The transport supports the following payloads:

  • number (including NaN, Infinity, and -Infinity)
  • string
  • boolean
  • bigint
  • undefined and null
  • plain JSON-like Object and Array
  • Envelope<H, B> where H is JSON-like and B is ArrayBuffer (default), SharedArrayBuffer, ProcessSharedBuffer, or BufferReference
  • Buffer (Node.js), ArrayBuffer
  • Uint8Array, Int32Array, Float64Array, BigInt64Array, BigUint64Array
  • DataView
  • ProcessSharedBuffer for zero-copy shared memory (see Shared memory)
  • BufferReference from knitting/unsafe for zero-copy buffers to thread workers (see Buffer reference)
  • Error (name, message, stack, and cause chain)
  • Date
  • symbol from Symbol.for(...) only
  • native Promise<supported> values at the host call boundary

If you need multiple values, pass a tuple or object as the single argument. These types are not supported directly:

  • Map, Set, WeakMap, and custom class instances (except Envelope and subclasses)

■ ■ ■ ■ ■ ■ ■

• INSTRUCTIONS:
1) In the passage on transport payloads, what should you pass when you need to send multiple values?
2) Write the next part of the passage on transport payloads, starting after its last bullet.
The rows come from a separate, unrelated source.

Page segmentation data
■ ■ ■ ■ ■ ■ ■

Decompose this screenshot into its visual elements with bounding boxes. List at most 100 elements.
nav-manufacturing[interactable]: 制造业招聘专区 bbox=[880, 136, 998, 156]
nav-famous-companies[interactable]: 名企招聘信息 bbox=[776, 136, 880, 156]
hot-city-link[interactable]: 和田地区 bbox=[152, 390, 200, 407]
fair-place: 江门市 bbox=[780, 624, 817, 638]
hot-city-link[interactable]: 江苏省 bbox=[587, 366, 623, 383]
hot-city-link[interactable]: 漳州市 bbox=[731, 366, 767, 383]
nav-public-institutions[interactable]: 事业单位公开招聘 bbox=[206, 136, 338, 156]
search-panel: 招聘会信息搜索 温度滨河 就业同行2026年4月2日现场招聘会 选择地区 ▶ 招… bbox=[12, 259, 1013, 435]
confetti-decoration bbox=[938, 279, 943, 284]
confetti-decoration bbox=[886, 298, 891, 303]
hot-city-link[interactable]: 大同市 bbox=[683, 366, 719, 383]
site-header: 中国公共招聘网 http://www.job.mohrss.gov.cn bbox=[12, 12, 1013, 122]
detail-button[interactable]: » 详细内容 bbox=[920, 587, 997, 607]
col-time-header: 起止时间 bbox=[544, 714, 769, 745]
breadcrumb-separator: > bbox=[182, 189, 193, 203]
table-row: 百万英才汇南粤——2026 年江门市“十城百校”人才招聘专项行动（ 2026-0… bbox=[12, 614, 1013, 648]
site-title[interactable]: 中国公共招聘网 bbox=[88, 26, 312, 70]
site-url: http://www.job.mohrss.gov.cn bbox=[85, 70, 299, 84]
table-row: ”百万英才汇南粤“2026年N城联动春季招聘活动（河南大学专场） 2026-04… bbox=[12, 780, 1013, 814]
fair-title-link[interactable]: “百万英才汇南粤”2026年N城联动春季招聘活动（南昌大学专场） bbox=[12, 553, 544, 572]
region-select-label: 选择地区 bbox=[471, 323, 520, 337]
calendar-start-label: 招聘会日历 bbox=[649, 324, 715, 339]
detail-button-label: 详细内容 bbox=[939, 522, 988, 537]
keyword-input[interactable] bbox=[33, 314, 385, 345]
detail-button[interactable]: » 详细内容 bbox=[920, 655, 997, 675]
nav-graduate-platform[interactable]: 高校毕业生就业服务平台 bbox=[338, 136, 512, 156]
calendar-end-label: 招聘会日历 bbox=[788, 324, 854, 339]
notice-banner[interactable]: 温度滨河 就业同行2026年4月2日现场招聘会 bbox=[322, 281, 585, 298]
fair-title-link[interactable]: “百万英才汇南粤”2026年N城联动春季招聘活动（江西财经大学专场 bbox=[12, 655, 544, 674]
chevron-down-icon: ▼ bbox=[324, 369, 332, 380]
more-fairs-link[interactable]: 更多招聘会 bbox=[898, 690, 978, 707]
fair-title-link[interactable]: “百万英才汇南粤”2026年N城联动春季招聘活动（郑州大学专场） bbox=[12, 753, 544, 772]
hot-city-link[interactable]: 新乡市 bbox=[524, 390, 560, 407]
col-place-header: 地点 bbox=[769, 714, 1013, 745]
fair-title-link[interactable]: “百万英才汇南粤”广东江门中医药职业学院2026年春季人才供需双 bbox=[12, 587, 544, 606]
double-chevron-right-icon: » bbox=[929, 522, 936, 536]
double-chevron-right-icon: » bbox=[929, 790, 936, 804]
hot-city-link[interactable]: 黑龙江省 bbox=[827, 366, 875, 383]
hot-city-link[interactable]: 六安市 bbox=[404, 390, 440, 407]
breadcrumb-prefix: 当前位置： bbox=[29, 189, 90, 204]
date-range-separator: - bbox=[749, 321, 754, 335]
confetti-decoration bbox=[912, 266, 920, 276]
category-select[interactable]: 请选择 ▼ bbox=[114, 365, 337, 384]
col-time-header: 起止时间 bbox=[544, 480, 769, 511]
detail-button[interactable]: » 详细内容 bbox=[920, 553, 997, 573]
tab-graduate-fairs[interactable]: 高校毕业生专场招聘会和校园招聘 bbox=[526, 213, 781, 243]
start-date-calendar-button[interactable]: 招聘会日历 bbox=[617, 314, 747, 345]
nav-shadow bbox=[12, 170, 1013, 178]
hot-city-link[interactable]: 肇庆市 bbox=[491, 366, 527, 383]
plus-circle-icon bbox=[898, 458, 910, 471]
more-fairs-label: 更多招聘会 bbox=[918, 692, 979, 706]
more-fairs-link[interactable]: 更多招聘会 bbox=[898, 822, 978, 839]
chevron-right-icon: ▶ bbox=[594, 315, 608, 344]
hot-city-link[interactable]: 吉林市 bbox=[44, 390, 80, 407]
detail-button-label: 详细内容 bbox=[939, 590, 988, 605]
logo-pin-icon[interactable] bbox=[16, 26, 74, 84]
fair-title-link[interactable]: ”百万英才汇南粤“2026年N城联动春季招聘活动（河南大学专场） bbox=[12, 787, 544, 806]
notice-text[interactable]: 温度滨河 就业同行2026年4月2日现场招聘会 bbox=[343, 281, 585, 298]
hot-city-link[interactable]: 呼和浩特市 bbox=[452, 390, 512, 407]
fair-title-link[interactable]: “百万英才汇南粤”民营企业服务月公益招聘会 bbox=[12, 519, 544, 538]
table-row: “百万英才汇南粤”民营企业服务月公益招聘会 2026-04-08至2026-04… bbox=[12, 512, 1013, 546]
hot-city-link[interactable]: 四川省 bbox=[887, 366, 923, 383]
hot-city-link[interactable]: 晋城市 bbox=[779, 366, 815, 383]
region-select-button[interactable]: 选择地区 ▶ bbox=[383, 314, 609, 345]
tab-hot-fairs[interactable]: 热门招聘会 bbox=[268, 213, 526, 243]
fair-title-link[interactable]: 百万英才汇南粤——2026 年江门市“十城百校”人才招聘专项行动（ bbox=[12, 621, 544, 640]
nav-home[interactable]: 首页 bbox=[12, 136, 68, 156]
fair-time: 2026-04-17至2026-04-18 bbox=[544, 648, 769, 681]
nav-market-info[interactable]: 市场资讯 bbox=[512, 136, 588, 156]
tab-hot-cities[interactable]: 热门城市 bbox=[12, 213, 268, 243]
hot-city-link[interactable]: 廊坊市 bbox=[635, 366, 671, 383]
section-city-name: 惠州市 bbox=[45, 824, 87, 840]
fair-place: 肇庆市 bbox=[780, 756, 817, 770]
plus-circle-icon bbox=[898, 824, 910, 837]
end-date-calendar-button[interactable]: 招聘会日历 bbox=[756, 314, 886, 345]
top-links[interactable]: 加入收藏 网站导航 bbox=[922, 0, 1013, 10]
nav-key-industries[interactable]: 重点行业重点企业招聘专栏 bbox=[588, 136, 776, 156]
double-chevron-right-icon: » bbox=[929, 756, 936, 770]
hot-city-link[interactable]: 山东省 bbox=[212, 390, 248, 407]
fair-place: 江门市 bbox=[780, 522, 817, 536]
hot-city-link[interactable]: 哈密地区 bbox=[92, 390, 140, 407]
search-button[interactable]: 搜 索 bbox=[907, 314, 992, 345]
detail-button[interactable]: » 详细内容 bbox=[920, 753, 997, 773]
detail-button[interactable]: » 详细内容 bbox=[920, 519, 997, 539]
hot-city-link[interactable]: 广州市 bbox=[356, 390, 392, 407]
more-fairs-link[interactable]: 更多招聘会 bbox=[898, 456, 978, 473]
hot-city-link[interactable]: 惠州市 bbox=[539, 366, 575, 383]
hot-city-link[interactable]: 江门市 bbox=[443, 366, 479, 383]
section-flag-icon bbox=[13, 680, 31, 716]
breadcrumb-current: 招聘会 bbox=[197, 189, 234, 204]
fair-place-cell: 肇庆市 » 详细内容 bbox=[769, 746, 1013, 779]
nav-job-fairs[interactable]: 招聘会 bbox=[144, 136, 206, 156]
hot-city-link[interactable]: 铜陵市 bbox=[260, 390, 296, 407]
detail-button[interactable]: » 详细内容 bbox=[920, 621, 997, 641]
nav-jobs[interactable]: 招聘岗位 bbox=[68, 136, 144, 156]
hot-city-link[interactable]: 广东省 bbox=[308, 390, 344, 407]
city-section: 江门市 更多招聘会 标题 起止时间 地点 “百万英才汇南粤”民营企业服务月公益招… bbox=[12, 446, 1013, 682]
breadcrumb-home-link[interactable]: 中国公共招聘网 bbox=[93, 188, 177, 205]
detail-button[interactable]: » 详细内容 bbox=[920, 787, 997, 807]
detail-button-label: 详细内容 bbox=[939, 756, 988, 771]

■ ■ ■ ■ ■ ■ ■

• ACTIVITY ANSWERS:
1) A tuple or object as the single argument.

2)
  • non-global symbols
  • Blob
  • functions

Promise values are accepted at the call.*() boundary, but promises themselves are runtime state and are not transferred through IPC as payloads. Only resolved values are serialized and sent to workers. If a promise input rejects, the host call rejects and the worker task is not executed. Only native Promise is accepted; thenables are treated as regular values.

See Promise inputs and awaited outputs for details.

type JSONValue =
| string
| number
| boolean
| null
| JSONArray
| JSONObject;
interface JSONObject {
[key: string]: JSONValue;
}
interface JSONArray extends Array<JSONValue> {}
type ValidInput =
| bigint
| void
| JSONValue
| symbol
| Envelope<JSONValue | string, ArrayBuffer | SharedArrayBuffer>
| Uint8Array
| Int32Array
| Float64Array
| BigInt64Array
| BigUint64Array
| DataView
| ArrayBuffer
| Error
| Date;
type Args = ValidInput | Serializable;
type TaskInput = NoBlob<Args> | Promise<NoBlob<Args>>;

Different types take different code paths and have very different costs. Use the cheapest type that fits your data.

Header-only (fastest): number, boolean, undefined, null, Date, small string, small bigint. These fit in the call header with near-zero overhead. Prefer these whenever possible.

Static payload (fast): Symbol.for(...), large bigint, typed arrays (Uint8Array, Int32Array, etc.). Reuses a small buffer region alongside the header.

Dynamic payload (allocator path): Object, Array (JSON-serialized), Error, Date, and larger strings. These need allocation, serialization, and copying. Still faster than postMessage, but measurably heavier in hot loops.

See the Performance guide for per-type benchmarks and batching guidance.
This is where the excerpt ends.